■ Provided records
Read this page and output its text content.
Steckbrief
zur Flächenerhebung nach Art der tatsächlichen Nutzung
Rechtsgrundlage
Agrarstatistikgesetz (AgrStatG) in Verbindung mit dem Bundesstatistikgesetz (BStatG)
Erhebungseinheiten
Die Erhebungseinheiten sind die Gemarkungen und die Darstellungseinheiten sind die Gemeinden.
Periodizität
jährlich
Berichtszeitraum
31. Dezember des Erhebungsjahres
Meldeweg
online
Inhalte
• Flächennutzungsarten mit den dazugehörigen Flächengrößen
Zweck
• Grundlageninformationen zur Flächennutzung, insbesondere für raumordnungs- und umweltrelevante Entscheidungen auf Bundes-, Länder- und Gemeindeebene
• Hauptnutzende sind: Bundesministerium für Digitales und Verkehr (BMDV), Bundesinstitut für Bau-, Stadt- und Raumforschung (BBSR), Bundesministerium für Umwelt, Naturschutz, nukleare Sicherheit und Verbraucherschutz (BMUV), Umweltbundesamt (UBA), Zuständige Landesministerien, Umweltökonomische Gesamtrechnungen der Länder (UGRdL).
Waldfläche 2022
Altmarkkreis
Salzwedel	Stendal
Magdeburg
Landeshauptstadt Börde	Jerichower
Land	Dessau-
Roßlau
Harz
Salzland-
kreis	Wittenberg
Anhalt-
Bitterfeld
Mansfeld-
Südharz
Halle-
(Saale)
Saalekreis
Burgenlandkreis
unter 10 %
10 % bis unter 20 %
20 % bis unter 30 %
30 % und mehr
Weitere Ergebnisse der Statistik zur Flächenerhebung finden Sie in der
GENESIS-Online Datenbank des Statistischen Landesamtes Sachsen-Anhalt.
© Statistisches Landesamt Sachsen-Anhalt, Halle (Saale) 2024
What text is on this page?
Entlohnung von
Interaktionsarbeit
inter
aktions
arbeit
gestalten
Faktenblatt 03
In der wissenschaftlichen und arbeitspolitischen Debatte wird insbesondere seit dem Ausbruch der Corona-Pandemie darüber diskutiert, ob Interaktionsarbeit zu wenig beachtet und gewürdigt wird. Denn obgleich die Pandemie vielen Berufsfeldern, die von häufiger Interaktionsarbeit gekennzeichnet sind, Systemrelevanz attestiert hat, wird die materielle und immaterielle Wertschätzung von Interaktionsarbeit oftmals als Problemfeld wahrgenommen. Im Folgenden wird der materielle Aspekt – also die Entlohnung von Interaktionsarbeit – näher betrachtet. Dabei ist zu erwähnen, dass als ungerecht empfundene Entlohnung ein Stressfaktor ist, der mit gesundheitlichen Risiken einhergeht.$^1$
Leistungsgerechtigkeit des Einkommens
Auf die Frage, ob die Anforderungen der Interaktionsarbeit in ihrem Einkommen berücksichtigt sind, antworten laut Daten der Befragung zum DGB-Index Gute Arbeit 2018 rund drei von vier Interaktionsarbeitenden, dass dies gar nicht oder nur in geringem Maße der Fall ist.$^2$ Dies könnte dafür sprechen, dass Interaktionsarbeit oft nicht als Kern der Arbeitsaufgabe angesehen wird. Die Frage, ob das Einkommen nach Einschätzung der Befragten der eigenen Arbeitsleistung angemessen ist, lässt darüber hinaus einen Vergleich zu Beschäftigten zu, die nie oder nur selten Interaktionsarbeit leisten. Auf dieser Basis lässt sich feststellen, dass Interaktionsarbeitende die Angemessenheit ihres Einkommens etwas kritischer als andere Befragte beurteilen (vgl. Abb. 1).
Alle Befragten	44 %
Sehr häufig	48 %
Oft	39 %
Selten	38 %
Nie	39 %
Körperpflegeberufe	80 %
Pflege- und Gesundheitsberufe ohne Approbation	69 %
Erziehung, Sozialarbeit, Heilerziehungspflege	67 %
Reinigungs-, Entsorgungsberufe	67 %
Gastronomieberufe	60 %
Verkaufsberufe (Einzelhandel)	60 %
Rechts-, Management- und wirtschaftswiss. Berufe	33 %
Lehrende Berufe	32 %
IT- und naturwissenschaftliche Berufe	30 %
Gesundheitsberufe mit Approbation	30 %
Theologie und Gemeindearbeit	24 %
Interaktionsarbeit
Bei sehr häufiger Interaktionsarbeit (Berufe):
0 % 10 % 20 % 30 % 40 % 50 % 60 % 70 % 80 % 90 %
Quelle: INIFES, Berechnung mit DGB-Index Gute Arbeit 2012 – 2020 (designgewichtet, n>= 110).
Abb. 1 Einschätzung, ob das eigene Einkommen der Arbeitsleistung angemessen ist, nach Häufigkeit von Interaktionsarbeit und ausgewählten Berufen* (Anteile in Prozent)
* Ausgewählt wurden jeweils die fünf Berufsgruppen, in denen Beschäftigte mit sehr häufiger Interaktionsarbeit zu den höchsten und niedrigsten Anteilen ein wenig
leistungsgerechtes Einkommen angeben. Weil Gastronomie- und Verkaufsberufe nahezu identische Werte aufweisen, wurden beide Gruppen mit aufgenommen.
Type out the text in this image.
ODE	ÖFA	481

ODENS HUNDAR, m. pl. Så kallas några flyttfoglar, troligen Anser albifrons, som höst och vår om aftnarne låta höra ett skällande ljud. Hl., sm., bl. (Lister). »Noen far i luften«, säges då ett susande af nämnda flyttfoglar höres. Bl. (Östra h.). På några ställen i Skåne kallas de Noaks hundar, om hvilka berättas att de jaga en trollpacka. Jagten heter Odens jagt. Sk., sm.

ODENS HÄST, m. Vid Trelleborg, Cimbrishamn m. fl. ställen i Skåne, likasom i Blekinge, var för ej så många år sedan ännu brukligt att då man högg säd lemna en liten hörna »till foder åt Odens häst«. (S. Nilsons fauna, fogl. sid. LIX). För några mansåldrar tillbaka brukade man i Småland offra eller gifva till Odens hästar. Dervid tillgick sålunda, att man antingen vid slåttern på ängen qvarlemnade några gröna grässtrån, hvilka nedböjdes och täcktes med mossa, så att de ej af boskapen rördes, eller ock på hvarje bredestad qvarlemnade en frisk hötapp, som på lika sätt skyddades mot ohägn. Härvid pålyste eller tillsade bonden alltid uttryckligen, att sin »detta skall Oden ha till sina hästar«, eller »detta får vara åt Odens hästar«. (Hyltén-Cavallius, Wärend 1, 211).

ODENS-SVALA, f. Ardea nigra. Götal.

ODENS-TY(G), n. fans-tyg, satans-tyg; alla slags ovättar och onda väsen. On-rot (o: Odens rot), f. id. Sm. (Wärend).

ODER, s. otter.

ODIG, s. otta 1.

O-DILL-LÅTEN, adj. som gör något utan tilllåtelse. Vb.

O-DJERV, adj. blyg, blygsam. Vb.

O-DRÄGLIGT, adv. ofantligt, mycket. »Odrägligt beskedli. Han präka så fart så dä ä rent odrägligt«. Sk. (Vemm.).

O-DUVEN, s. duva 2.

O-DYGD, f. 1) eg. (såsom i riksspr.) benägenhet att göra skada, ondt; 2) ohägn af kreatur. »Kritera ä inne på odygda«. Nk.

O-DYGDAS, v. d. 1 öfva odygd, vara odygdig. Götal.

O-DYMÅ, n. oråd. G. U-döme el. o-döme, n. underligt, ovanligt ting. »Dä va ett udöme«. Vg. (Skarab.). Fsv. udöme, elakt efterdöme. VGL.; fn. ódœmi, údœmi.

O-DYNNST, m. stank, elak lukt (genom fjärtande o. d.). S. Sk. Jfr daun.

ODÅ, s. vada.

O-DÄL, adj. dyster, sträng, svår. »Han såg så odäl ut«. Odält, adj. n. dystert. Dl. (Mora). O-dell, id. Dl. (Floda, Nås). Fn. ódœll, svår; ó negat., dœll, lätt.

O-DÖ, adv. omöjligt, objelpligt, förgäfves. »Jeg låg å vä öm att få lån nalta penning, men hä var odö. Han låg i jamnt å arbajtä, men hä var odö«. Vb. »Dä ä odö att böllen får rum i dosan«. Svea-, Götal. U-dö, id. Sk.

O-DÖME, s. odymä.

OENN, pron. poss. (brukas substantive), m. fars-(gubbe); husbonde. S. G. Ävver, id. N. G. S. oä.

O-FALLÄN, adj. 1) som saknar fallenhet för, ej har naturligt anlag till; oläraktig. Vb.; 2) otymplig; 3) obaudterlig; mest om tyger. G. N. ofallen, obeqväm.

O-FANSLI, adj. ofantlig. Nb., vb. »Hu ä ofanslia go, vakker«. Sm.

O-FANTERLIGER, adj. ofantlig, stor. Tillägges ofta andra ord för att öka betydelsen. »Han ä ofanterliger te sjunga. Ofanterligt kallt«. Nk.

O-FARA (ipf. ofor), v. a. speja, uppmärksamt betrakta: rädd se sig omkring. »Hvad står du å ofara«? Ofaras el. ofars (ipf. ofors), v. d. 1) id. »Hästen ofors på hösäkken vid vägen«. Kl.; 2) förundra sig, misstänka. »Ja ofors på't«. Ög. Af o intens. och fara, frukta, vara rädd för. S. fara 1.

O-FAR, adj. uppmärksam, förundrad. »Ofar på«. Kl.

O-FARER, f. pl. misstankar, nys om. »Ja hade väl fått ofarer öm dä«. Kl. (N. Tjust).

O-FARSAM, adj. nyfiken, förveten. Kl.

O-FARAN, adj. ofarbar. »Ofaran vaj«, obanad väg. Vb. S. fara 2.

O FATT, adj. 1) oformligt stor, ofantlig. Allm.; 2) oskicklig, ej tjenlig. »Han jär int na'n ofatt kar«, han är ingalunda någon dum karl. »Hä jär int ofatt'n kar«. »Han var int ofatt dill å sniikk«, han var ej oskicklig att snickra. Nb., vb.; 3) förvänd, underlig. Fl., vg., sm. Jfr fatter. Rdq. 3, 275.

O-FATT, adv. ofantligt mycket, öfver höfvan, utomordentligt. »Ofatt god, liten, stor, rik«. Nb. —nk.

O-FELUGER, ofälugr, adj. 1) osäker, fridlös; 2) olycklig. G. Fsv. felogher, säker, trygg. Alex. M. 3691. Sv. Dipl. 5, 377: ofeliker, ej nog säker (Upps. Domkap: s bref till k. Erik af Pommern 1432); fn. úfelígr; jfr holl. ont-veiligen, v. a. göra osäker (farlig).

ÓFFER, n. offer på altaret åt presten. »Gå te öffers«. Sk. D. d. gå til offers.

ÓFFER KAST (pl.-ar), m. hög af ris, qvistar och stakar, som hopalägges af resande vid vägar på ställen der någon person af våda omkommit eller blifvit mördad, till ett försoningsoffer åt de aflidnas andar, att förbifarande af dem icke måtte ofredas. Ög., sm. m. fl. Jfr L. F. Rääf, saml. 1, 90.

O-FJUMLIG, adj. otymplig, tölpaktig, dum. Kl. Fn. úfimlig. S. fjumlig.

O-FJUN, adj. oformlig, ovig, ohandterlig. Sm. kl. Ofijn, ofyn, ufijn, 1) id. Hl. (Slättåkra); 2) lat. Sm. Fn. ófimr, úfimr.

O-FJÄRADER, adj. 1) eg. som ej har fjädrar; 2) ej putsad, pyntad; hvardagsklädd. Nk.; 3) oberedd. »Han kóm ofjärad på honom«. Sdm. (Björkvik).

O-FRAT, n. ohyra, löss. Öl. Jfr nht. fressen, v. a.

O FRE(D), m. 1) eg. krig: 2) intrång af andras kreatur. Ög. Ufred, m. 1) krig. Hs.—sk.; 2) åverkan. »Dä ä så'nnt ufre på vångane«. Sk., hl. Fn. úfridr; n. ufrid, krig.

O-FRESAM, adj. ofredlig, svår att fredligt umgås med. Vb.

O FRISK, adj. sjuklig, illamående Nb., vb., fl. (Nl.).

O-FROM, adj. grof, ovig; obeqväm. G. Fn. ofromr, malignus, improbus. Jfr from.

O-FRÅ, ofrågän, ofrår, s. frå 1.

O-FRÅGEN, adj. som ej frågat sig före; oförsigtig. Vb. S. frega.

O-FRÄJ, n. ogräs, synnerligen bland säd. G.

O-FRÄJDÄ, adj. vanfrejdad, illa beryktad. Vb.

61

■ Instructions to follow
Scan the material above. Copy each line where "angemessen" occurs.

■ Expected output
Auf die Frage, ob die Anforderungen der Interaktionsarbeit in ihrem Einkommen berücksichtigt sind, antworten laut Daten der Befragung zum DGB-Index Gute Arbeit 2018 rund drei von vier Interaktionsarbeitenden, dass dies gar nicht oder nur in geringem Maße der Fall ist.$^2$ Dies könnte dafür sprechen, dass Interaktionsarbeit oft nicht als Kern der Arbeitsaufgabe angesehen wird. Die Frage, ob das Einkommen nach Einschätzung der Befragten der eigenen Arbeitsleistung angemessen ist, lässt darüber hinaus einen Vergleich zu Beschäftigten zu, die nie oder nur selten Interaktionsarbeit leisten. Auf dieser Basis lässt sich feststellen, dass Interaktionsarbeitende die Angemessenheit ihres Einkommens etwas kritischer als andere Befragte beurteilen (vgl. Abb. 1).
Abb. 1 Einschätzung, ob das eigene Einkommen der Arbeitsleistung angemessen ist, nach Häufigkeit von Interaktionsarbeit und ausgewählten Berufen* (Anteile in Prozent)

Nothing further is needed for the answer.